Data listing —
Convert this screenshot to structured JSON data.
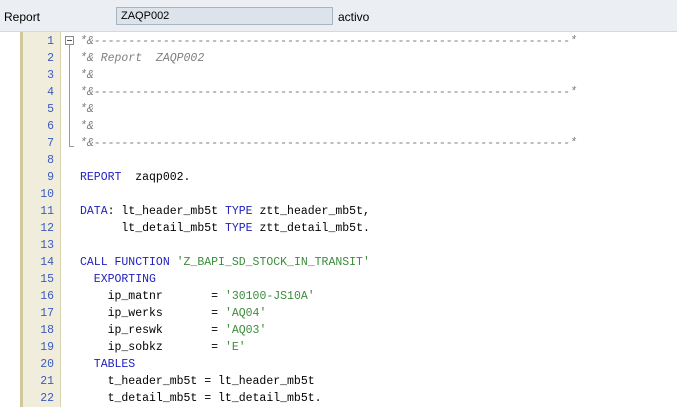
{
  "header": {
    "report_label": "Report",
    "program_value": "ZAQP002",
    "status_text": "activo"
  },
  "editor": {
    "lines": [
      {
        "no": "1",
        "tokens": [
          {
            "t": "*&---------------------------------------------------------------------*",
            "c": "comment"
          }
        ]
      },
      {
        "no": "2",
        "tokens": [
          {
            "t": "*& Report  ZAQP002",
            "c": "comment"
          }
        ]
      },
      {
        "no": "3",
        "tokens": [
          {
            "t": "*&",
            "c": "comment"
          }
        ]
      },
      {
        "no": "4",
        "tokens": [
          {
            "t": "*&---------------------------------------------------------------------*",
            "c": "comment"
          }
        ]
      },
      {
        "no": "5",
        "tokens": [
          {
            "t": "*&",
            "c": "comment"
          }
        ]
      },
      {
        "no": "6",
        "tokens": [
          {
            "t": "*&",
            "c": "comment"
          }
        ]
      },
      {
        "no": "7",
        "tokens": [
          {
            "t": "*&---------------------------------------------------------------------*",
            "c": "comment"
          }
        ]
      },
      {
        "no": "8",
        "tokens": []
      },
      {
        "no": "9",
        "tokens": [
          {
            "t": "REPORT",
            "c": "kw"
          },
          {
            "t": "  zaqp002.",
            "c": "id"
          }
        ]
      },
      {
        "no": "10",
        "tokens": []
      },
      {
        "no": "11",
        "tokens": [
          {
            "t": "DATA",
            "c": "kw"
          },
          {
            "t": ": lt_header_mb5t ",
            "c": "id"
          },
          {
            "t": "TYPE",
            "c": "kw"
          },
          {
            "t": " ztt_header_mb5t,",
            "c": "id"
          }
        ]
      },
      {
        "no": "12",
        "tokens": [
          {
            "t": "      lt_detail_mb5t ",
            "c": "id"
          },
          {
            "t": "TYPE",
            "c": "kw"
          },
          {
            "t": " ztt_detail_mb5t.",
            "c": "id"
          }
        ]
      },
      {
        "no": "13",
        "tokens": []
      },
      {
        "no": "14",
        "tokens": [
          {
            "t": "CALL FUNCTION ",
            "c": "kw"
          },
          {
            "t": "'Z_BAPI_SD_STOCK_IN_TRANSIT'",
            "c": "str"
          }
        ]
      },
      {
        "no": "15",
        "tokens": [
          {
            "t": "  EXPORTING",
            "c": "kw"
          }
        ]
      },
      {
        "no": "16",
        "tokens": [
          {
            "t": "    ip_matnr       = ",
            "c": "id"
          },
          {
            "t": "'30100-JS10A'",
            "c": "str"
          }
        ]
      },
      {
        "no": "17",
        "tokens": [
          {
            "t": "    ip_werks       = ",
            "c": "id"
          },
          {
            "t": "'AQ04'",
            "c": "str"
          }
        ]
      },
      {
        "no": "18",
        "tokens": [
          {
            "t": "    ip_reswk       = ",
            "c": "id"
          },
          {
            "t": "'AQ03'",
            "c": "str"
          }
        ]
      },
      {
        "no": "19",
        "tokens": [
          {
            "t": "    ip_sobkz       = ",
            "c": "id"
          },
          {
            "t": "'E'",
            "c": "str"
          }
        ]
      },
      {
        "no": "20",
        "tokens": [
          {
            "t": "  TABLES",
            "c": "kw"
          }
        ]
      },
      {
        "no": "21",
        "tokens": [
          {
            "t": "    t_header_mb5t = lt_header_mb5t",
            "c": "id"
          }
        ]
      },
      {
        "no": "22",
        "tokens": [
          {
            "t": "    t_detail_mb5t = lt_detail_mb5t.",
            "c": "id"
          }
        ]
      }
    ]
  },
  "colors": {
    "keyword": "#1f1fbf",
    "string": "#3c8c3c",
    "comment": "#7f7f7f",
    "line_number": "#3b5bbf"
  }
}
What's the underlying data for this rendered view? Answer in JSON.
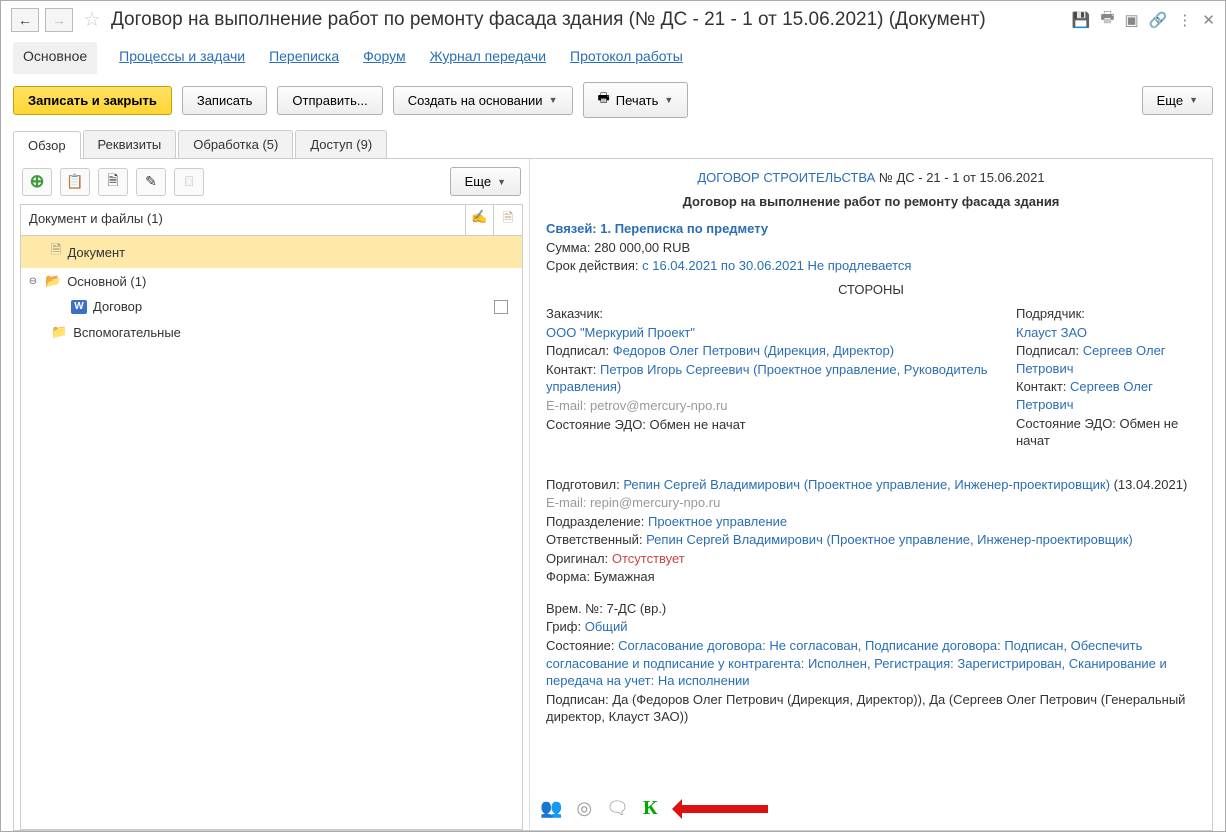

INSTRUCTIONS FOR THE TASK — Transcribe all the records above word for word, without their images.

OUTPUT —
Convert this screenshot to structured JSON data.
{
  "header": {
    "report_label": "Report",
    "program_value": "ZAQP002",
    "status_text": "activo"
  },
  "editor": {
    "lines": [
      {
        "no": "1",
        "tokens": [
          {
            "t": "*&---------------------------------------------------------------------*",
            "c": "comment"
          }
        ]
      },
      {
        "no": "2",
        "tokens": [
          {
            "t": "*& Report  ZAQP002",
            "c": "comment"
          }
        ]
      },
      {
        "no": "3",
        "tokens": [
          {
            "t": "*&",
            "c": "comment"
          }
        ]
      },
      {
        "no": "4",
        "tokens": [
          {
            "t": "*&---------------------------------------------------------------------*",
            "c": "comment"
          }
        ]
      },
      {
        "no": "5",
        "tokens": [
          {
            "t": "*&",
            "c": "comment"
          }
        ]
      },
      {
        "no": "6",
        "tokens": [
          {
            "t": "*&",
            "c": "comment"
          }
        ]
      },
      {
        "no": "7",
        "tokens": [
          {
            "t": "*&---------------------------------------------------------------------*",
            "c": "comment"
          }
        ]
      },
      {
        "no": "8",
        "tokens": []
      },
      {
        "no": "9",
        "tokens": [
          {
            "t": "REPORT",
            "c": "kw"
          },
          {
            "t": "  zaqp002.",
            "c": "id"
          }
        ]
      },
      {
        "no": "10",
        "tokens": []
      },
      {
        "no": "11",
        "tokens": [
          {
            "t": "DATA",
            "c": "kw"
          },
          {
            "t": ": lt_header_mb5t ",
            "c": "id"
          },
          {
            "t": "TYPE",
            "c": "kw"
          },
          {
            "t": " ztt_header_mb5t,",
            "c": "id"
          }
        ]
      },
      {
        "no": "12",
        "tokens": [
          {
            "t": "      lt_detail_mb5t ",
            "c": "id"
          },
          {
            "t": "TYPE",
            "c": "kw"
          },
          {
            "t": " ztt_detail_mb5t.",
            "c": "id"
          }
        ]
      },
      {
        "no": "13",
        "tokens": []
      },
      {
        "no": "14",
        "tokens": [
          {
            "t": "CALL FUNCTION ",
            "c": "kw"
          },
          {
            "t": "'Z_BAPI_SD_STOCK_IN_TRANSIT'",
            "c": "str"
          }
        ]
      },
      {
        "no": "15",
        "tokens": [
          {
            "t": "  EXPORTING",
            "c": "kw"
          }
        ]
      },
      {
        "no": "16",
        "tokens": [
          {
            "t": "    ip_matnr       = ",
            "c": "id"
          },
          {
            "t": "'30100-JS10A'",
            "c": "str"
          }
        ]
      },
      {
        "no": "17",
        "tokens": [
          {
            "t": "    ip_werks       = ",
            "c": "id"
          },
          {
            "t": "'AQ04'",
            "c": "str"
          }
        ]
      },
      {
        "no": "18",
        "tokens": [
          {
            "t": "    ip_reswk       = ",
            "c": "id"
          },
          {
            "t": "'AQ03'",
            "c": "str"
          }
        ]
      },
      {
        "no": "19",
        "tokens": [
          {
            "t": "    ip_sobkz       = ",
            "c": "id"
          },
          {
            "t": "'E'",
            "c": "str"
          }
        ]
      },
      {
        "no": "20",
        "tokens": [
          {
            "t": "  TABLES",
            "c": "kw"
          }
        ]
      },
      {
        "no": "21",
        "tokens": [
          {
            "t": "    t_header_mb5t = lt_header_mb5t",
            "c": "id"
          }
        ]
      },
      {
        "no": "22",
        "tokens": [
          {
            "t": "    t_detail_mb5t = lt_detail_mb5t.",
            "c": "id"
          }
        ]
      }
    ]
  },
  "colors": {
    "keyword": "#1f1fbf",
    "string": "#3c8c3c",
    "comment": "#7f7f7f",
    "line_number": "#3b5bbf"
  }
}
What's the underlying data for this rendered view? Answer in JSON.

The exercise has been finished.